Given instruction
Gather all lines in the data that hold the string "ACmip".

Input rows
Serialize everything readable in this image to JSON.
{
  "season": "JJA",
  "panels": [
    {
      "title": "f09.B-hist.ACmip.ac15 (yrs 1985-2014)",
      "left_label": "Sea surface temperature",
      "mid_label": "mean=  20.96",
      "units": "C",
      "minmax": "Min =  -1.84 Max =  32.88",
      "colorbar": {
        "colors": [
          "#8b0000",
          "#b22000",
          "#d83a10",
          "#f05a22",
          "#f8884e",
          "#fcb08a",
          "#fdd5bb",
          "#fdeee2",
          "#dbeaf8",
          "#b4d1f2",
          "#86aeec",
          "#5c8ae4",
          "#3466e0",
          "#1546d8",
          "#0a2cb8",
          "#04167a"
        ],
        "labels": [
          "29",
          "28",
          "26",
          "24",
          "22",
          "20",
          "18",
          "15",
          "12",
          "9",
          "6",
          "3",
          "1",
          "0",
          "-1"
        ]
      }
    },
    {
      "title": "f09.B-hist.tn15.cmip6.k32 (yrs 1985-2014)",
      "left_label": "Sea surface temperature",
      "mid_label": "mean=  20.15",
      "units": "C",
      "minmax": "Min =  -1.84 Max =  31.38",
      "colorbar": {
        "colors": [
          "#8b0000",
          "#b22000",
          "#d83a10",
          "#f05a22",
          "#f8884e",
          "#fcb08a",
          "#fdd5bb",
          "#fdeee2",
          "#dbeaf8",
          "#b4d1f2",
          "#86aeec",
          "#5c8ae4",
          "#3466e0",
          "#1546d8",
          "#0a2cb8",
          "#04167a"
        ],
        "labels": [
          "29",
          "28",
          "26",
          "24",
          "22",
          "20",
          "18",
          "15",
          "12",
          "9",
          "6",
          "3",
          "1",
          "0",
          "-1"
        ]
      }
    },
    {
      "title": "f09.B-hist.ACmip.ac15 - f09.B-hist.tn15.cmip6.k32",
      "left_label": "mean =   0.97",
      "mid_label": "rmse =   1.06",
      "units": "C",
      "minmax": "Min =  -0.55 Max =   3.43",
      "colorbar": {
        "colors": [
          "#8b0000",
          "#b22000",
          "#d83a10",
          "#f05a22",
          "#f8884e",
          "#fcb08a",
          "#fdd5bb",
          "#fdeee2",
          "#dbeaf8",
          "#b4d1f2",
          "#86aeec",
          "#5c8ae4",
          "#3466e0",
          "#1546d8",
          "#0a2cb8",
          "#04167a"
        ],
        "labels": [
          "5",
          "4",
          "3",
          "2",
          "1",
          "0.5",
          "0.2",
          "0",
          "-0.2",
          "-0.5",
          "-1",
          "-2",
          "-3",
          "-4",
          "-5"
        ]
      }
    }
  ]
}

Result of this task
      "title": "f09.B-hist.ACmip.ac15 (yrs 1985-2014)",
      "title": "f09.B-hist.ACmip.ac15 - f09.B-hist.tn15.cmip6.k32",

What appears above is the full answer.